AIM OF THE TASK. Can you render every line of the material below as a Markdown table, with a Row column numbering each entry and a Line column holding its text, leaving out any blank lines?

--- START OF RAW RECORDS ---

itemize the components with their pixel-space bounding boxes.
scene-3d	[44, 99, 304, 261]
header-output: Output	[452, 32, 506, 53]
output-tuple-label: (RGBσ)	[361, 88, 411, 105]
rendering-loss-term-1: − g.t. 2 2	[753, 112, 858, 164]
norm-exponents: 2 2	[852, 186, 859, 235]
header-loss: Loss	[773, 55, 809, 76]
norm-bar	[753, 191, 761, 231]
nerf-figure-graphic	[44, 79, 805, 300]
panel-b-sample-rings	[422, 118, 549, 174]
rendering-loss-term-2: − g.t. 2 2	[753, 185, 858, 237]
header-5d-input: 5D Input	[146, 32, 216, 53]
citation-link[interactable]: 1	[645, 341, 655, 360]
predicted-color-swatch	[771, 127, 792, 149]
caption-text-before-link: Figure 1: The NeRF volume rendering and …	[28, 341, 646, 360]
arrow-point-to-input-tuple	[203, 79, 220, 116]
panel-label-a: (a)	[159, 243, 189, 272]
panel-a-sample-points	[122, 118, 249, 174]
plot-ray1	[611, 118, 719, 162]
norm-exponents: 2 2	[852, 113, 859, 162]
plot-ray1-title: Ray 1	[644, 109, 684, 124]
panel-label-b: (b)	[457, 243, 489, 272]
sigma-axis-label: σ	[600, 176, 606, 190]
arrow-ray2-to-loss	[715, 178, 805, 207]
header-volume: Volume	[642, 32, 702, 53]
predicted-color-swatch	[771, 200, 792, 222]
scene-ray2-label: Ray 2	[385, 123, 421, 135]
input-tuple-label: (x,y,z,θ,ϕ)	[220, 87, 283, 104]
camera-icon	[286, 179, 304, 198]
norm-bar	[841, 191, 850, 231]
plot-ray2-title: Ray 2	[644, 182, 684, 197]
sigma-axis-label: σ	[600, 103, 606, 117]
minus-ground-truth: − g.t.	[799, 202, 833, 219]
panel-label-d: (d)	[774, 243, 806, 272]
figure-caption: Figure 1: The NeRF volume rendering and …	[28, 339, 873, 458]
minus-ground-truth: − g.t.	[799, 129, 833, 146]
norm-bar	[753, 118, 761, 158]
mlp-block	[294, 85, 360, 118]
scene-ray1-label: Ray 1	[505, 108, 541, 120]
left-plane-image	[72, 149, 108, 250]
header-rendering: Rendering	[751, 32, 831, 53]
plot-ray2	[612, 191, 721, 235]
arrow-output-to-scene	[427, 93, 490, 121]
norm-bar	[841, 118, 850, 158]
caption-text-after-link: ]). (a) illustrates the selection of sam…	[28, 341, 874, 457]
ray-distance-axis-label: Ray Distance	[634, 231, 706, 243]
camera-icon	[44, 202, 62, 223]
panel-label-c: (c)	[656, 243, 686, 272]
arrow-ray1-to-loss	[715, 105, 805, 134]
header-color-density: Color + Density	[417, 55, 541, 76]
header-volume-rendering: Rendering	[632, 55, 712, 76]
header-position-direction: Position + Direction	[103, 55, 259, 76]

--- END OF RAW RECORDS ---

TASK SOLUTION.
| Row | Line |
|---|---|
| 1 | itemize the components with their pixel-space bounding boxes. |
| 2 | scene-3d	[44, 99, 304, 261] |
| 3 | header-output: Output	[452, 32, 506, 53] |
| 4 | output-tuple-label: (RGBσ)	[361, 88, 411, 105] |
| 5 | rendering-loss-term-1: − g.t. 2 2	[753, 112, 858, 164] |
| 6 | norm-exponents: 2 2	[852, 186, 859, 235] |
| 7 | header-loss: Loss	[773, 55, 809, 76] |
| 8 | norm-bar	[753, 191, 761, 231] |
| 9 | nerf-figure-graphic	[44, 79, 805, 300] |
| 10 | panel-b-sample-rings	[422, 118, 549, 174] |
| 11 | rendering-loss-term-2: − g.t. 2 2	[753, 185, 858, 237] |
| 12 | header-5d-input: 5D Input	[146, 32, 216, 53] |
| 13 | citation-link[interactable]: 1	[645, 341, 655, 360] |
| 14 | predicted-color-swatch	[771, 127, 792, 149] |
| 15 | caption-text-before-link: Figure 1: The NeRF volume rendering and …	[28, 341, 646, 360] |
| 16 | arrow-point-to-input-tuple	[203, 79, 220, 116] |
| 17 | panel-label-a: (a)	[159, 243, 189, 272] |
| 18 | panel-a-sample-points	[122, 118, 249, 174] |
| 19 | plot-ray1	[611, 118, 719, 162] |
| 20 | norm-exponents: 2 2	[852, 113, 859, 162] |
| 21 | plot-ray1-title: Ray 1	[644, 109, 684, 124] |
| 22 | panel-label-b: (b)	[457, 243, 489, 272] |
| 23 | sigma-axis-label: σ	[600, 176, 606, 190] |
| 24 | arrow-ray2-to-loss	[715, 178, 805, 207] |
| 25 | header-volume: Volume	[642, 32, 702, 53] |
| 26 | predicted-color-swatch	[771, 200, 792, 222] |
| 27 | scene-ray2-label: Ray 2	[385, 123, 421, 135] |
| 28 | input-tuple-label: (x,y,z,θ,ϕ)	[220, 87, 283, 104] |
| 29 | camera-icon	[286, 179, 304, 198] |
| 30 | norm-bar	[841, 191, 850, 231] |
| 31 | plot-ray2-title: Ray 2	[644, 182, 684, 197] |
| 32 | sigma-axis-label: σ	[600, 103, 606, 117] |
| 33 | minus-ground-truth: − g.t.	[799, 202, 833, 219] |
| 34 | panel-label-d: (d)	[774, 243, 806, 272] |
| 35 | figure-caption: Figure 1: The NeRF volume rendering and …	[28, 339, 873, 458] |
| 36 | minus-ground-truth: − g.t.	[799, 129, 833, 146] |
| 37 | norm-bar	[753, 118, 761, 158] |
| 38 | mlp-block	[294, 85, 360, 118] |
| 39 | scene-ray1-label: Ray 1	[505, 108, 541, 120] |
| 40 | left-plane-image	[72, 149, 108, 250] |
| 41 | header-rendering: Rendering	[751, 32, 831, 53] |
| 42 | plot-ray2	[612, 191, 721, 235] |
| 43 | arrow-output-to-scene	[427, 93, 490, 121] |
| 44 | norm-bar	[841, 118, 850, 158] |
| 45 | caption-text-after-link: ]). (a) illustrates the selection of sam…	[28, 341, 874, 457] |
| 46 | ray-distance-axis-label: Ray Distance	[634, 231, 706, 243] |
| 47 | camera-icon	[44, 202, 62, 223] |
| 48 | panel-label-c: (c)	[656, 243, 686, 272] |
| 49 | arrow-ray1-to-loss	[715, 105, 805, 134] |
| 50 | header-color-density: Color + Density	[417, 55, 541, 76] |
| 51 | header-volume-rendering: Rendering	[632, 55, 712, 76] |
| 52 | header-position-direction: Position + Direction	[103, 55, 259, 76] |